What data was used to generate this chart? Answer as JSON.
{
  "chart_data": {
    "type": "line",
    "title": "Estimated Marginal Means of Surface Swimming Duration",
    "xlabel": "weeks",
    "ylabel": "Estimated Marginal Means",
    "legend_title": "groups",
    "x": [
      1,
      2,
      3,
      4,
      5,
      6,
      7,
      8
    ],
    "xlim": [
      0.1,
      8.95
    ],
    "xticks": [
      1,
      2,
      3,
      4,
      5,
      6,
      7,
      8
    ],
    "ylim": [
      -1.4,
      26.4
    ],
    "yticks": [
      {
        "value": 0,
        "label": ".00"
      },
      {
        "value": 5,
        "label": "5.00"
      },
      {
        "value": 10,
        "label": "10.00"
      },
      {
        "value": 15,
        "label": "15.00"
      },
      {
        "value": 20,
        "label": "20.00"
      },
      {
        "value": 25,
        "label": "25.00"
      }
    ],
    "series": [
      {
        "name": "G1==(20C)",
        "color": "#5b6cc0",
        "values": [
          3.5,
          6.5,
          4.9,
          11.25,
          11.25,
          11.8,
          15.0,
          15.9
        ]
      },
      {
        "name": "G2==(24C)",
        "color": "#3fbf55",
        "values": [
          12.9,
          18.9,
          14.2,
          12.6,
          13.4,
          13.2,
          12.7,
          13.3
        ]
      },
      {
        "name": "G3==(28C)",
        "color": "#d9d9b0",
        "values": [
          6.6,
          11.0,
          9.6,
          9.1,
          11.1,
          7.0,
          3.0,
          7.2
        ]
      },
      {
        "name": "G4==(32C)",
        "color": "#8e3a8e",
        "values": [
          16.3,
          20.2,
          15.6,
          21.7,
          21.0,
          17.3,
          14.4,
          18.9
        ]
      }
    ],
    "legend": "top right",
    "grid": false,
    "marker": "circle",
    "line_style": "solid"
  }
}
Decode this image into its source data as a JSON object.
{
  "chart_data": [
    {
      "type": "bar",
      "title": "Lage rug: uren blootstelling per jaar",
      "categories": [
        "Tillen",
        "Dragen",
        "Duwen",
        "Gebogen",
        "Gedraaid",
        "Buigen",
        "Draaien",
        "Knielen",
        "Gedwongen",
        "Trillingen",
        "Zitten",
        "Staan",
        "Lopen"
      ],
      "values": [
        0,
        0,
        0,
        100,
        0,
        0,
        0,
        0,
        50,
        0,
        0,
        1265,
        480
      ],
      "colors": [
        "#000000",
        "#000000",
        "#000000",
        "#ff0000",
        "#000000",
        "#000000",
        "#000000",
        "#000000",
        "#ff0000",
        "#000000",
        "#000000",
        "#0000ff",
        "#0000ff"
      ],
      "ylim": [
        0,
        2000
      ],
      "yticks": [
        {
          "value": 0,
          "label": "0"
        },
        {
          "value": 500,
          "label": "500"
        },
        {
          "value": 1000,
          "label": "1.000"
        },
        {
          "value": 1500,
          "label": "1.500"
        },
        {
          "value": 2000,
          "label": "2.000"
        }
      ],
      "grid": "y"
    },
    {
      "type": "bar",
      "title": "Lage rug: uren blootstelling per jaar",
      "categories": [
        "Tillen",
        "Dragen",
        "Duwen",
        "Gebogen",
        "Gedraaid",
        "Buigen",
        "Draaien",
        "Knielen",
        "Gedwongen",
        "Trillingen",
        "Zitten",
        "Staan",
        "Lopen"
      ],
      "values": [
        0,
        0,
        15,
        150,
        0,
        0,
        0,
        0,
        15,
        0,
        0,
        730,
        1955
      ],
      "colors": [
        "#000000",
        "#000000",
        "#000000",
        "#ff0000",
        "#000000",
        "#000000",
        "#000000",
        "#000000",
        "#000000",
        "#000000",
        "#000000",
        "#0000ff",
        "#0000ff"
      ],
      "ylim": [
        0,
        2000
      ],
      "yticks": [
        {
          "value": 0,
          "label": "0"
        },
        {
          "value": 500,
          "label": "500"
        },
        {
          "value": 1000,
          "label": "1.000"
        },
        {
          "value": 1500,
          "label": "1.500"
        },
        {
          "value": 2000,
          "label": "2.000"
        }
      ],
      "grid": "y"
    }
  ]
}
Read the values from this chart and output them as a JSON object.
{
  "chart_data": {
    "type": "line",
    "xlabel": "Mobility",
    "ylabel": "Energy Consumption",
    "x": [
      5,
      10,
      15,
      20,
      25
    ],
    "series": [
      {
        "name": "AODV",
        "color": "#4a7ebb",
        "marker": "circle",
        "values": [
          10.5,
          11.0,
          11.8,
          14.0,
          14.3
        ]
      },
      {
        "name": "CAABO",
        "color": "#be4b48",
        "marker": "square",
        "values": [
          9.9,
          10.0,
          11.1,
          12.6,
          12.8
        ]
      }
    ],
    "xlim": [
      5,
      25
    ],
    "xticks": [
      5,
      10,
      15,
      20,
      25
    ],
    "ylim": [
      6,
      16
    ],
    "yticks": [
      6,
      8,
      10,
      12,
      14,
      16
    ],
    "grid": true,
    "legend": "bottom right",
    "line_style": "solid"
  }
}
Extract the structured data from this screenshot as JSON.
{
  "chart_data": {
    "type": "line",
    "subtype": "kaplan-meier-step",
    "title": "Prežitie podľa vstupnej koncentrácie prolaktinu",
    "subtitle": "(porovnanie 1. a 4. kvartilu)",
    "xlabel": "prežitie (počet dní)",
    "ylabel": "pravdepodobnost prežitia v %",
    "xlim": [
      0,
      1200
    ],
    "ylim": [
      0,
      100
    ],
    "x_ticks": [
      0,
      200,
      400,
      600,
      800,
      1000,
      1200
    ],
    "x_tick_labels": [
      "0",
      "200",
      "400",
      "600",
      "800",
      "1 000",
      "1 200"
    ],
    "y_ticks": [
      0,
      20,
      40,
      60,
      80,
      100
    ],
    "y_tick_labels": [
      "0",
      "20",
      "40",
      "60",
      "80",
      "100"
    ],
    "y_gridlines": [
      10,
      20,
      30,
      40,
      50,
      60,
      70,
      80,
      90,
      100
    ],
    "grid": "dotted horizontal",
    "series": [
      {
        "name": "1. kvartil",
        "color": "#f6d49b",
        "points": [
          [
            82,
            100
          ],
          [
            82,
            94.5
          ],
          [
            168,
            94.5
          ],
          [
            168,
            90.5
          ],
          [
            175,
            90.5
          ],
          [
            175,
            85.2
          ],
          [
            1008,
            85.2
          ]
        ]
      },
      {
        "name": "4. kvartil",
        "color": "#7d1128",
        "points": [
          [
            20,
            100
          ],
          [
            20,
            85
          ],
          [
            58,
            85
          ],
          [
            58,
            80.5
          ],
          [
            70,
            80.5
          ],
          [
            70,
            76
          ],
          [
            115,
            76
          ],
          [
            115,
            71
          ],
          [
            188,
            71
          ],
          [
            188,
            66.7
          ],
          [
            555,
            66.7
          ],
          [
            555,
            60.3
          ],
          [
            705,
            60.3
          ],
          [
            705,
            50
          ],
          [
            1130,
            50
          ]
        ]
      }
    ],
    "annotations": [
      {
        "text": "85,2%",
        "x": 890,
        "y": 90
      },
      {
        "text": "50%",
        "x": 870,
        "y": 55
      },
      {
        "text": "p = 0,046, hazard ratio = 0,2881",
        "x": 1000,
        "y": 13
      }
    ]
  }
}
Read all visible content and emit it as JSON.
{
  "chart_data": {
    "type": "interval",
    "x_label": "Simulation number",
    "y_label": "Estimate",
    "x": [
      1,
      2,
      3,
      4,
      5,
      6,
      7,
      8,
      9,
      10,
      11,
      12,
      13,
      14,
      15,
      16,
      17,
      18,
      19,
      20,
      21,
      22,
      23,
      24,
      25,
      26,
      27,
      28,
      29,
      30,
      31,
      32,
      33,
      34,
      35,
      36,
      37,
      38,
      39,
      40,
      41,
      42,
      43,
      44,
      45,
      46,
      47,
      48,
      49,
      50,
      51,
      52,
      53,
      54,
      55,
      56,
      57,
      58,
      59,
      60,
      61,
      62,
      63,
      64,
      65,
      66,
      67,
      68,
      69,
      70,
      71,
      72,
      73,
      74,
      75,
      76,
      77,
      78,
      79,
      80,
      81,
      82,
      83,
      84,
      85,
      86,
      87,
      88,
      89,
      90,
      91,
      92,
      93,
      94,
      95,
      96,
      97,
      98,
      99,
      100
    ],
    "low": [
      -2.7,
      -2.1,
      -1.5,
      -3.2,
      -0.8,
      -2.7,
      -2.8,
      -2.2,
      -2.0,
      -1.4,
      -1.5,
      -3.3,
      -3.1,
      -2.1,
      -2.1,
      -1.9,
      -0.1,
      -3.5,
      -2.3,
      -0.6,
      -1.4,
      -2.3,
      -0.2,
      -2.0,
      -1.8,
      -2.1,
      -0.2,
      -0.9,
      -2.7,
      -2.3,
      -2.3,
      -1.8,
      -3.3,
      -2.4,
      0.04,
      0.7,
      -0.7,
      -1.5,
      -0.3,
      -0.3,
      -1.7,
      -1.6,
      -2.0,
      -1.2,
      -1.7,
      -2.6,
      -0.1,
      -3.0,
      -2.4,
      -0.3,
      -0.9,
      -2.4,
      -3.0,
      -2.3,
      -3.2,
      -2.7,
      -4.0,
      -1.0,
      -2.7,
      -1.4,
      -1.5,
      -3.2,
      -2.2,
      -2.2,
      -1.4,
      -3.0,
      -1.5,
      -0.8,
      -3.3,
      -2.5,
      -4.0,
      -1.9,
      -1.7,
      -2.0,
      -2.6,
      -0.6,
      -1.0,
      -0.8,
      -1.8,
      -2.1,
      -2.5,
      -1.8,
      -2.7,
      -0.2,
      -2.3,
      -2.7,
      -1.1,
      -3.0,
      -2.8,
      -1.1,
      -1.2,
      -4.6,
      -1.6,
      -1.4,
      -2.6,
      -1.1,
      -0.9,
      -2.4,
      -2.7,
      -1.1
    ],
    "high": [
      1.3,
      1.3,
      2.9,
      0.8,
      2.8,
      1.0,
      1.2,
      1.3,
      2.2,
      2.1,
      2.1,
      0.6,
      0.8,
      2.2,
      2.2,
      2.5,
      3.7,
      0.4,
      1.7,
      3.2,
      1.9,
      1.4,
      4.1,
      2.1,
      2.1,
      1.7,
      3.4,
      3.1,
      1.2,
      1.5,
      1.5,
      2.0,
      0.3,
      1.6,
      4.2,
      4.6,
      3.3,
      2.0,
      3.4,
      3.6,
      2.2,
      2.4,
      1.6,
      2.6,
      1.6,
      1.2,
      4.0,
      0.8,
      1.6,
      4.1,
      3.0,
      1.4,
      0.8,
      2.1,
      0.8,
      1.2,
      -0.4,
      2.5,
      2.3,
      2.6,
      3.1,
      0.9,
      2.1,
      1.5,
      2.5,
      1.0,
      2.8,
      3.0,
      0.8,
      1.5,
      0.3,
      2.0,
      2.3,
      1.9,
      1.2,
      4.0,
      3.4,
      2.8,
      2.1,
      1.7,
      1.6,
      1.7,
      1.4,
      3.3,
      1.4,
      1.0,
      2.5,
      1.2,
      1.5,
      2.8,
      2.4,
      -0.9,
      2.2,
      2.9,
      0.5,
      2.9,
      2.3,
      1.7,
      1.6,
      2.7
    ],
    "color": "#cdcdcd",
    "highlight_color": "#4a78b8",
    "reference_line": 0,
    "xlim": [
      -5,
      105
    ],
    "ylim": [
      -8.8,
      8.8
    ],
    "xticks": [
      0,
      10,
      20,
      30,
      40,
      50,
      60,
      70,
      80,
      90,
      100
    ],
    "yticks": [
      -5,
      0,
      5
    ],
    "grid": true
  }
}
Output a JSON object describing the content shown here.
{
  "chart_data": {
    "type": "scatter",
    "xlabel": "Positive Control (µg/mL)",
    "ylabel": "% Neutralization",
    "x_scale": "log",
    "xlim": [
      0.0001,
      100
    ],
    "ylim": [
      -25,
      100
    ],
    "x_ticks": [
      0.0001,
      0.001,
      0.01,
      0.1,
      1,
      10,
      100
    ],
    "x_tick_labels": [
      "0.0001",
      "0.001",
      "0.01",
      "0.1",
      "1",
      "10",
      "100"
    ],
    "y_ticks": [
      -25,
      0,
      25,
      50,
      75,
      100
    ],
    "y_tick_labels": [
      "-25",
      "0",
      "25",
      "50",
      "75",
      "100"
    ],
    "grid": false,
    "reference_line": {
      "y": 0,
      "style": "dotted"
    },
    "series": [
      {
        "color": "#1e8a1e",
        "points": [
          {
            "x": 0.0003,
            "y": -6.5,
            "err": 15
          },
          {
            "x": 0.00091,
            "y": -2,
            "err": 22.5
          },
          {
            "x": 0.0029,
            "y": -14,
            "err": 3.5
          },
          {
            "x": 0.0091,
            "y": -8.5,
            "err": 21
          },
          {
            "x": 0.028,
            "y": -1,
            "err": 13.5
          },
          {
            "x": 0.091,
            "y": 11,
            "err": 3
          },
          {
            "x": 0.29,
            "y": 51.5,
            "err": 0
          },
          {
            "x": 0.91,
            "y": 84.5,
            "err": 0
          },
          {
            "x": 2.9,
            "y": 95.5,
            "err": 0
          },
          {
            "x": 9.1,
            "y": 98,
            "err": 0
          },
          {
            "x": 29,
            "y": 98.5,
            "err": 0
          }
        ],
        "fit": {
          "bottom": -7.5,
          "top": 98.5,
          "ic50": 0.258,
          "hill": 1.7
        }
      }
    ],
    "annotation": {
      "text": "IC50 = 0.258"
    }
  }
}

* _Written instruction_
Each line holding the word "right" counts once; report the total and nothing else.

* _Exercise response_
2